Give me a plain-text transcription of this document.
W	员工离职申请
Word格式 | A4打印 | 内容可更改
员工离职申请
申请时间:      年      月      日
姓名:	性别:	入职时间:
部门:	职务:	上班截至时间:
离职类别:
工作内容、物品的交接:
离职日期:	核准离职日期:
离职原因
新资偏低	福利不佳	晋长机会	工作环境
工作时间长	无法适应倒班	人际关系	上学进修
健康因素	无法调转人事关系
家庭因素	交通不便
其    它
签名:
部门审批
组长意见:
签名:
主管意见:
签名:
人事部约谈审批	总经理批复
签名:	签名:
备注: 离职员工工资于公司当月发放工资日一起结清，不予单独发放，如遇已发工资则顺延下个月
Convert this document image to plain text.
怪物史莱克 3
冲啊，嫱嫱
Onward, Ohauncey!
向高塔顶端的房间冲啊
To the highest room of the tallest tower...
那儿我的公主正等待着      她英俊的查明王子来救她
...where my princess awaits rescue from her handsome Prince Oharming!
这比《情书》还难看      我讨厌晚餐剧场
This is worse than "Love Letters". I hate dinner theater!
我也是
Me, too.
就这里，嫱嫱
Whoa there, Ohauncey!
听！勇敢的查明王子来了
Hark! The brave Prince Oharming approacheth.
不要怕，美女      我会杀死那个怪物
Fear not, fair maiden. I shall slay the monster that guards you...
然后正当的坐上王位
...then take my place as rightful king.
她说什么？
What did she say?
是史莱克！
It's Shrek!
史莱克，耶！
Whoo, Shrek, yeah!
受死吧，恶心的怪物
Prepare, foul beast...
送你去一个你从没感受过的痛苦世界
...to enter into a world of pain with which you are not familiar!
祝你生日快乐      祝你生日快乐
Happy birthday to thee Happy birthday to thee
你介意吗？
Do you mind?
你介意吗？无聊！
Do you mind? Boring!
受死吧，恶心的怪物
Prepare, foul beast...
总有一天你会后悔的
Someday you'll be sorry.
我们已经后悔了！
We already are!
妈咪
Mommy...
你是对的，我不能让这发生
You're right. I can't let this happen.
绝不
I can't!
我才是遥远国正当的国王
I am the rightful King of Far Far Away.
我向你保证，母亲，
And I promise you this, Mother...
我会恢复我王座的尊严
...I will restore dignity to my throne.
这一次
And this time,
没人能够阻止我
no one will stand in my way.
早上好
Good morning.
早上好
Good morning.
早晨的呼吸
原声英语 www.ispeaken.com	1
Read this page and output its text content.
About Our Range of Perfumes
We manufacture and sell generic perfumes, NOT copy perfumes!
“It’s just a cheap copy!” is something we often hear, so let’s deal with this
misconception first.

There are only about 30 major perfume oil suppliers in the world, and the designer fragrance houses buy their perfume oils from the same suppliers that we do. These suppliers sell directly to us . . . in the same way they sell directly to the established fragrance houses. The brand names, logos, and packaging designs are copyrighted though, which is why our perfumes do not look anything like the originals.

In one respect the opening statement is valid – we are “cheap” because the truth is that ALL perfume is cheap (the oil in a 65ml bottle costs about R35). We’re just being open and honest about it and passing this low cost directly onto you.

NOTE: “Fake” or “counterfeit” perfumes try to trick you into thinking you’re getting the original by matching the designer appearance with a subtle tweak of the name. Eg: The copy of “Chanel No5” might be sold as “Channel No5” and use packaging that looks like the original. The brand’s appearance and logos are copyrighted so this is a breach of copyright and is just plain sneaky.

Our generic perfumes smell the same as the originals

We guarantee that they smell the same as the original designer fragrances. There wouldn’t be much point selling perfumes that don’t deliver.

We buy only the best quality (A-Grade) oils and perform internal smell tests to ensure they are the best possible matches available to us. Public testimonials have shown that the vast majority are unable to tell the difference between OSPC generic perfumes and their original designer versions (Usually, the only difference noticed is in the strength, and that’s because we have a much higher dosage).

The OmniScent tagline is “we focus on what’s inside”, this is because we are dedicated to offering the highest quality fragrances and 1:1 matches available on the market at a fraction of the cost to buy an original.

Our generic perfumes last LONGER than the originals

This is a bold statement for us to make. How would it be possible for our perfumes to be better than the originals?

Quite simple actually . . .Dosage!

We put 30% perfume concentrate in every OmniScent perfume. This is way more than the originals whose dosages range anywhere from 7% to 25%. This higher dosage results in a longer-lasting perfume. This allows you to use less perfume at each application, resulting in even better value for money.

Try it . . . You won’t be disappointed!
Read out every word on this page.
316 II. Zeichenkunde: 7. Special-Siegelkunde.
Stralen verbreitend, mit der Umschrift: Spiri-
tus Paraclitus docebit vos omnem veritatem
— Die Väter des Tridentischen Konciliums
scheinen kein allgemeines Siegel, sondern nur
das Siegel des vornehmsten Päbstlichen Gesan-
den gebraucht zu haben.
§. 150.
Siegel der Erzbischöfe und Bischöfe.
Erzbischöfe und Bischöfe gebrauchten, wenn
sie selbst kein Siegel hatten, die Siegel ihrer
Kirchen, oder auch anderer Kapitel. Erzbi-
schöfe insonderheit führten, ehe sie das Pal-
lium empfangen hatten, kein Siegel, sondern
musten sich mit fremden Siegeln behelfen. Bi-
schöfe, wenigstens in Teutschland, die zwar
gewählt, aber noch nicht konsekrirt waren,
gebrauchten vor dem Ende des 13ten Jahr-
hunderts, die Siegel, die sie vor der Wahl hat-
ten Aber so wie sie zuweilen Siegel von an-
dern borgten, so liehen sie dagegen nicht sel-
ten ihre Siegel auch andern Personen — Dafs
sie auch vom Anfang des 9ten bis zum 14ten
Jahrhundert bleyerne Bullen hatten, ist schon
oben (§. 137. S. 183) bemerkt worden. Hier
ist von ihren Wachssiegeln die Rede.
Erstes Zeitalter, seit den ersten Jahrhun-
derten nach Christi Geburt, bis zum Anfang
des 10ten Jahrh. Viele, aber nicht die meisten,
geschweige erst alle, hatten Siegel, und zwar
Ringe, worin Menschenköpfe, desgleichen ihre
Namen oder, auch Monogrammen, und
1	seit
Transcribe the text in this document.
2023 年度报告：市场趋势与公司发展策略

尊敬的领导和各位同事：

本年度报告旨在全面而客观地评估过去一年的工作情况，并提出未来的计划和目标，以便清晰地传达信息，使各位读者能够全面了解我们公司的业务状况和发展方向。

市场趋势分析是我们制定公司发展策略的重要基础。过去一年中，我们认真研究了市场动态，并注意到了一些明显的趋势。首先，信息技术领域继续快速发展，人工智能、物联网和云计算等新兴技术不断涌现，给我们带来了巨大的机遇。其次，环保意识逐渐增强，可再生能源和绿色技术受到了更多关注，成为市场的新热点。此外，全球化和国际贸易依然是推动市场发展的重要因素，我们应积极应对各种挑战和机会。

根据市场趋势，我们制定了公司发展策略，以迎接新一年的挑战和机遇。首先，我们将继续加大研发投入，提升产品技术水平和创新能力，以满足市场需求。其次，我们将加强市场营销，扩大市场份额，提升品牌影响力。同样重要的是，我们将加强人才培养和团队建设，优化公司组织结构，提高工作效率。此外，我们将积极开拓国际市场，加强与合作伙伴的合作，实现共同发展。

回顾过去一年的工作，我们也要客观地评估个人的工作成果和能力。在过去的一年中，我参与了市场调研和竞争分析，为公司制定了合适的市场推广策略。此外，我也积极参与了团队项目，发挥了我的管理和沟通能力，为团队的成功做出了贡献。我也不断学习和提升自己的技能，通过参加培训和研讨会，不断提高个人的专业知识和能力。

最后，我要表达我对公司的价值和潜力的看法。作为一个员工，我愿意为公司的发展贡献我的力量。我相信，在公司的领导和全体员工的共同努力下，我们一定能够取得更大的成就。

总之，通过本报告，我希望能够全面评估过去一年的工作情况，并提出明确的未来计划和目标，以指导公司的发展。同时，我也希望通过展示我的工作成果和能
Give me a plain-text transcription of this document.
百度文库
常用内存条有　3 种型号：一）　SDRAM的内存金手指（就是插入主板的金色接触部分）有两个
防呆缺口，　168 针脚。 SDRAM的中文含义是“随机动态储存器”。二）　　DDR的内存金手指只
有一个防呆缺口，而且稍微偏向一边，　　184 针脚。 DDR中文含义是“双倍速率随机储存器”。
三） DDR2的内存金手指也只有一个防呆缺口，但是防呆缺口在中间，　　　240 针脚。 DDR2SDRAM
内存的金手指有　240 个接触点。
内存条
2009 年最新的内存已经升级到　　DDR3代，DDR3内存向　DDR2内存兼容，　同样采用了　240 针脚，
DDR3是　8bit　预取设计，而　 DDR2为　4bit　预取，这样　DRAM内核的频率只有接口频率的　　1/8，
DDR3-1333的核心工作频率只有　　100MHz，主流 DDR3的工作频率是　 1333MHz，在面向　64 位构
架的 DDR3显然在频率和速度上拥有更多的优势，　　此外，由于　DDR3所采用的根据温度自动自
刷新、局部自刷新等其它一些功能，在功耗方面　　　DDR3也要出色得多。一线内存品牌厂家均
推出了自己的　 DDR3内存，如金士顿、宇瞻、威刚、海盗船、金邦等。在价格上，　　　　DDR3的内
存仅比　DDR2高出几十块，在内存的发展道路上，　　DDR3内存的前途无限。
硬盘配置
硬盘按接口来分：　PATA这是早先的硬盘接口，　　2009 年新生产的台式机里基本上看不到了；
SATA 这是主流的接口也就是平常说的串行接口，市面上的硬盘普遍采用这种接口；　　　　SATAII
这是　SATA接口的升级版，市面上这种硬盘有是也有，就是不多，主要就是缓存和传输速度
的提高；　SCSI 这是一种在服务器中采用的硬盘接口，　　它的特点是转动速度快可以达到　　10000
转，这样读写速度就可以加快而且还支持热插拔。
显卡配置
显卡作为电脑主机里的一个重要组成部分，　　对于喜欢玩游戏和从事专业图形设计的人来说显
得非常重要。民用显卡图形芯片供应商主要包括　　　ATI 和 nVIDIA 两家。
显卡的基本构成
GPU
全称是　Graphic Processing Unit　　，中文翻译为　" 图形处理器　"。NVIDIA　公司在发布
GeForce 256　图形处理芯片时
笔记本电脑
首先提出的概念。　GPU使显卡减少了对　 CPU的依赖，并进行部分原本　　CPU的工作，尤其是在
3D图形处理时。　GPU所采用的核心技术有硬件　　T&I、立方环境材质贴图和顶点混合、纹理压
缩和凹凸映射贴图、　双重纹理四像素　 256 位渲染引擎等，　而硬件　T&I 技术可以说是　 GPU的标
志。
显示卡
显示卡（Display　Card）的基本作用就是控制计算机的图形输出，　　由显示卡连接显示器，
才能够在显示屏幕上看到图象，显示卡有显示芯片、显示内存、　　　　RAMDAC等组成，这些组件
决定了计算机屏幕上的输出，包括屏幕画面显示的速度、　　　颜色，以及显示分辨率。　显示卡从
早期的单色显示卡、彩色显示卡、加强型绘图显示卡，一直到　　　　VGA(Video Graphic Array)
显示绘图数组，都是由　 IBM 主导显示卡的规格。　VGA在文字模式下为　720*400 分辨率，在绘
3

• EXERCISE DESCRIPTION:
Each line above that holds the string "possible" should be copied and shown.

• OUTPUT BELOW:
We buy only the best quality (A-Grade) oils and perform internal smell tests to ensure they are the best possible matches available to us. Public testimonials have shown that the vast majority are unable to tell the difference between OSPC generic perfumes and their original designer versions (Usually, the only difference noticed is in the strength, and that’s because we have a much higher dosage).
This is a bold statement for us to make. How would it be possible for our perfumes to be better than the originals?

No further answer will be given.